EXERCISE AIM: Copy every record below exactly as written, but leave out the pictures.

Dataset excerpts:
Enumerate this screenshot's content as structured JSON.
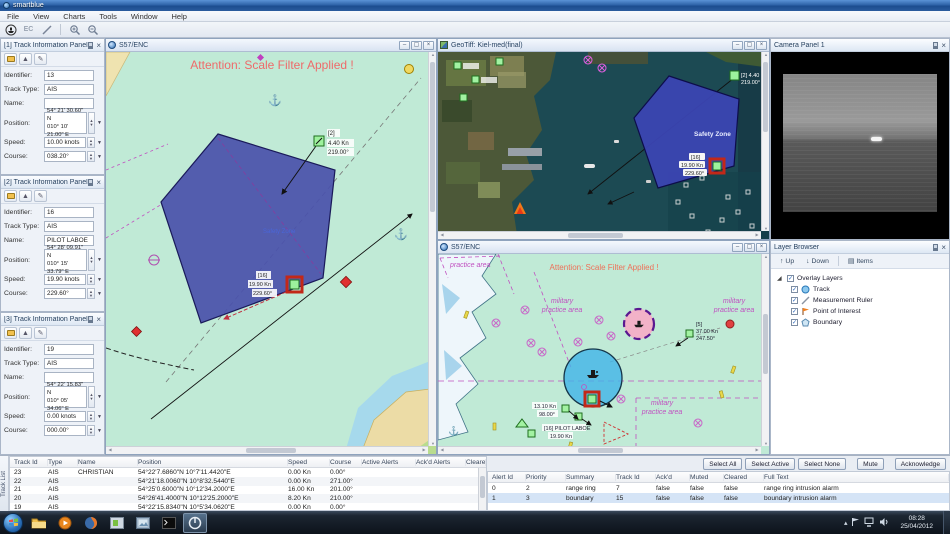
{
  "window": {
    "title": "smartblue",
    "menus": [
      "File",
      "View",
      "Charts",
      "Tools",
      "Window",
      "Help"
    ]
  },
  "toolbar": {
    "ec_label": "EC"
  },
  "field_labels": {
    "identifier": "Identifier:",
    "track_type": "Track Type:",
    "name": "Name:",
    "position": "Position:",
    "speed": "Speed:",
    "course": "Course:"
  },
  "track_panels": [
    {
      "title": "[1] Track Information Panel",
      "identifier": "13",
      "track_type": "AIS",
      "name": "",
      "lat": "54° 21' 30.60\" N",
      "lon": "010° 10' 21.00\" E",
      "speed": "10.00 knots",
      "course": "038.20°"
    },
    {
      "title": "[2] Track Information Panel",
      "identifier": "16",
      "track_type": "AIS",
      "name": "PILOT LABOE",
      "lat": "54° 28' 09.91\" N",
      "lon": "010° 15' 33.79\" E",
      "speed": "19.90 knots",
      "course": "229.60°"
    },
    {
      "title": "[3] Track Information Panel",
      "identifier": "19",
      "track_type": "AIS",
      "name": "",
      "lat": "54° 22' 15.83\" N",
      "lon": "010° 05' 34.06\" E",
      "speed": "0.00 knots",
      "course": "000.00°"
    }
  ],
  "charts": {
    "enc_main": {
      "title": "S57/ENC",
      "warning": "Attention: Scale Filter Applied !",
      "zone": "Safety Zone",
      "m2_id": "[2]",
      "m2_speed": "4.40 Kn",
      "m2_course": "219.00°",
      "sel_id": "[16]",
      "sel_speed": "19.90 Kn",
      "sel_course": "229.60°"
    },
    "geotiff": {
      "title": "GeoTiff: Kiel-med(final)",
      "zone": "Safety Zone",
      "m2a": "[2] 4.40 Kn",
      "m2b": "219.00°",
      "sela": "[16]",
      "selb": "19.90 Kn",
      "selc": "229.60°"
    },
    "enc_small": {
      "title": "S57/ENC",
      "warning": "Attention: Scale Filter Applied !",
      "practice": "practice area",
      "mil1": "military",
      "mil2": "practice area",
      "m5_id": "[5]",
      "m5_speed": "37.00 Kn",
      "m5_course": "247.50°",
      "c1": "13.10 Kn",
      "c2": "98.00°",
      "pilot": "[16] PILOT LABOE",
      "pilot_speed": "19.90 Kn"
    }
  },
  "camera": {
    "title": "Camera Panel 1"
  },
  "layer_browser": {
    "title": "Layer Browser",
    "up": "Up",
    "down": "Down",
    "items": "Items",
    "root": "Overlay Layers",
    "layers": [
      {
        "label": "Track"
      },
      {
        "label": "Measurement Ruler"
      },
      {
        "label": "Point of Interest"
      },
      {
        "label": "Boundary"
      }
    ]
  },
  "track_list": {
    "tab": "Track List",
    "columns": [
      "Track Id",
      "Type",
      "Name",
      "Position",
      "Speed",
      "Course",
      "Active Alerts",
      "Ack'd Alerts",
      "Cleared Alerts"
    ],
    "rows": [
      [
        "23",
        "AIS",
        "CHRISTIAN",
        "54°22'7.6860\"N 10°7'11.4420\"E",
        "0.00 Kn",
        "0.00°",
        "",
        "",
        ""
      ],
      [
        "22",
        "AIS",
        "",
        "54°21'18.0060\"N 10°8'32.5440\"E",
        "0.00 Kn",
        "271.00°",
        "",
        "",
        ""
      ],
      [
        "21",
        "AIS",
        "",
        "54°25'0.6000\"N 10°12'34.2000\"E",
        "16.00 Kn",
        "201.00°",
        "",
        "",
        ""
      ],
      [
        "20",
        "AIS",
        "",
        "54°26'41.4000\"N 10°12'25.2000\"E",
        "8.20 Kn",
        "210.00°",
        "",
        "",
        ""
      ],
      [
        "19",
        "AIS",
        "",
        "54°22'15.8340\"N 10°5'34.0620\"E",
        "0.00 Kn",
        "0.00°",
        "",
        "",
        ""
      ]
    ]
  },
  "alerts": {
    "buttons": [
      "Select All",
      "Select Active",
      "Select None",
      "Mute",
      "Acknowledge"
    ],
    "columns": [
      "Alert Id",
      "Priority",
      "Summary",
      "Track Id",
      "Ack'd",
      "Muted",
      "Cleared",
      "Full Text"
    ],
    "rows": [
      [
        "0",
        "2",
        "range ring",
        "7",
        "false",
        "false",
        "false",
        "range ring intrusion alarm"
      ],
      [
        "1",
        "3",
        "boundary",
        "15",
        "false",
        "false",
        "false",
        "boundary intrusion alarm"
      ]
    ]
  },
  "taskbar": {
    "time": "08:28",
    "date": "25/04/2012"
  }
}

ANSWER TO THE TASK:
Enumerate this screenshot's content as structured JSON.
{
  "window": {
    "title": "smartblue",
    "menus": [
      "File",
      "View",
      "Charts",
      "Tools",
      "Window",
      "Help"
    ]
  },
  "toolbar": {
    "ec_label": "EC"
  },
  "field_labels": {
    "identifier": "Identifier:",
    "track_type": "Track Type:",
    "name": "Name:",
    "position": "Position:",
    "speed": "Speed:",
    "course": "Course:"
  },
  "track_panels": [
    {
      "title": "[1] Track Information Panel",
      "identifier": "13",
      "track_type": "AIS",
      "name": "",
      "lat": "54° 21' 30.60\" N",
      "lon": "010° 10' 21.00\" E",
      "speed": "10.00 knots",
      "course": "038.20°"
    },
    {
      "title": "[2] Track Information Panel",
      "identifier": "16",
      "track_type": "AIS",
      "name": "PILOT LABOE",
      "lat": "54° 28' 09.91\" N",
      "lon": "010° 15' 33.79\" E",
      "speed": "19.90 knots",
      "course": "229.60°"
    },
    {
      "title": "[3] Track Information Panel",
      "identifier": "19",
      "track_type": "AIS",
      "name": "",
      "lat": "54° 22' 15.83\" N",
      "lon": "010° 05' 34.06\" E",
      "speed": "0.00 knots",
      "course": "000.00°"
    }
  ],
  "charts": {
    "enc_main": {
      "title": "S57/ENC",
      "warning": "Attention: Scale Filter Applied !",
      "zone": "Safety Zone",
      "m2_id": "[2]",
      "m2_speed": "4.40 Kn",
      "m2_course": "219.00°",
      "sel_id": "[16]",
      "sel_speed": "19.90 Kn",
      "sel_course": "229.60°"
    },
    "geotiff": {
      "title": "GeoTiff: Kiel-med(final)",
      "zone": "Safety Zone",
      "m2a": "[2] 4.40 Kn",
      "m2b": "219.00°",
      "sela": "[16]",
      "selb": "19.90 Kn",
      "selc": "229.60°"
    },
    "enc_small": {
      "title": "S57/ENC",
      "warning": "Attention: Scale Filter Applied !",
      "practice": "practice area",
      "mil1": "military",
      "mil2": "practice area",
      "m5_id": "[5]",
      "m5_speed": "37.00 Kn",
      "m5_course": "247.50°",
      "c1": "13.10 Kn",
      "c2": "98.00°",
      "pilot": "[16] PILOT LABOE",
      "pilot_speed": "19.90 Kn"
    }
  },
  "camera": {
    "title": "Camera Panel 1"
  },
  "layer_browser": {
    "title": "Layer Browser",
    "up": "Up",
    "down": "Down",
    "items": "Items",
    "root": "Overlay Layers",
    "layers": [
      {
        "label": "Track"
      },
      {
        "label": "Measurement Ruler"
      },
      {
        "label": "Point of Interest"
      },
      {
        "label": "Boundary"
      }
    ]
  },
  "track_list": {
    "tab": "Track List",
    "columns": [
      "Track Id",
      "Type",
      "Name",
      "Position",
      "Speed",
      "Course",
      "Active Alerts",
      "Ack'd Alerts",
      "Cleared Alerts"
    ],
    "rows": [
      [
        "23",
        "AIS",
        "CHRISTIAN",
        "54°22'7.6860\"N 10°7'11.4420\"E",
        "0.00 Kn",
        "0.00°",
        "",
        "",
        ""
      ],
      [
        "22",
        "AIS",
        "",
        "54°21'18.0060\"N 10°8'32.5440\"E",
        "0.00 Kn",
        "271.00°",
        "",
        "",
        ""
      ],
      [
        "21",
        "AIS",
        "",
        "54°25'0.6000\"N 10°12'34.2000\"E",
        "16.00 Kn",
        "201.00°",
        "",
        "",
        ""
      ],
      [
        "20",
        "AIS",
        "",
        "54°26'41.4000\"N 10°12'25.2000\"E",
        "8.20 Kn",
        "210.00°",
        "",
        "",
        ""
      ],
      [
        "19",
        "AIS",
        "",
        "54°22'15.8340\"N 10°5'34.0620\"E",
        "0.00 Kn",
        "0.00°",
        "",
        "",
        ""
      ]
    ]
  },
  "alerts": {
    "buttons": [
      "Select All",
      "Select Active",
      "Select None",
      "Mute",
      "Acknowledge"
    ],
    "columns": [
      "Alert Id",
      "Priority",
      "Summary",
      "Track Id",
      "Ack'd",
      "Muted",
      "Cleared",
      "Full Text"
    ],
    "rows": [
      [
        "0",
        "2",
        "range ring",
        "7",
        "false",
        "false",
        "false",
        "range ring intrusion alarm"
      ],
      [
        "1",
        "3",
        "boundary",
        "15",
        "false",
        "false",
        "false",
        "boundary intrusion alarm"
      ]
    ]
  },
  "taskbar": {
    "time": "08:28",
    "date": "25/04/2012"
  }
}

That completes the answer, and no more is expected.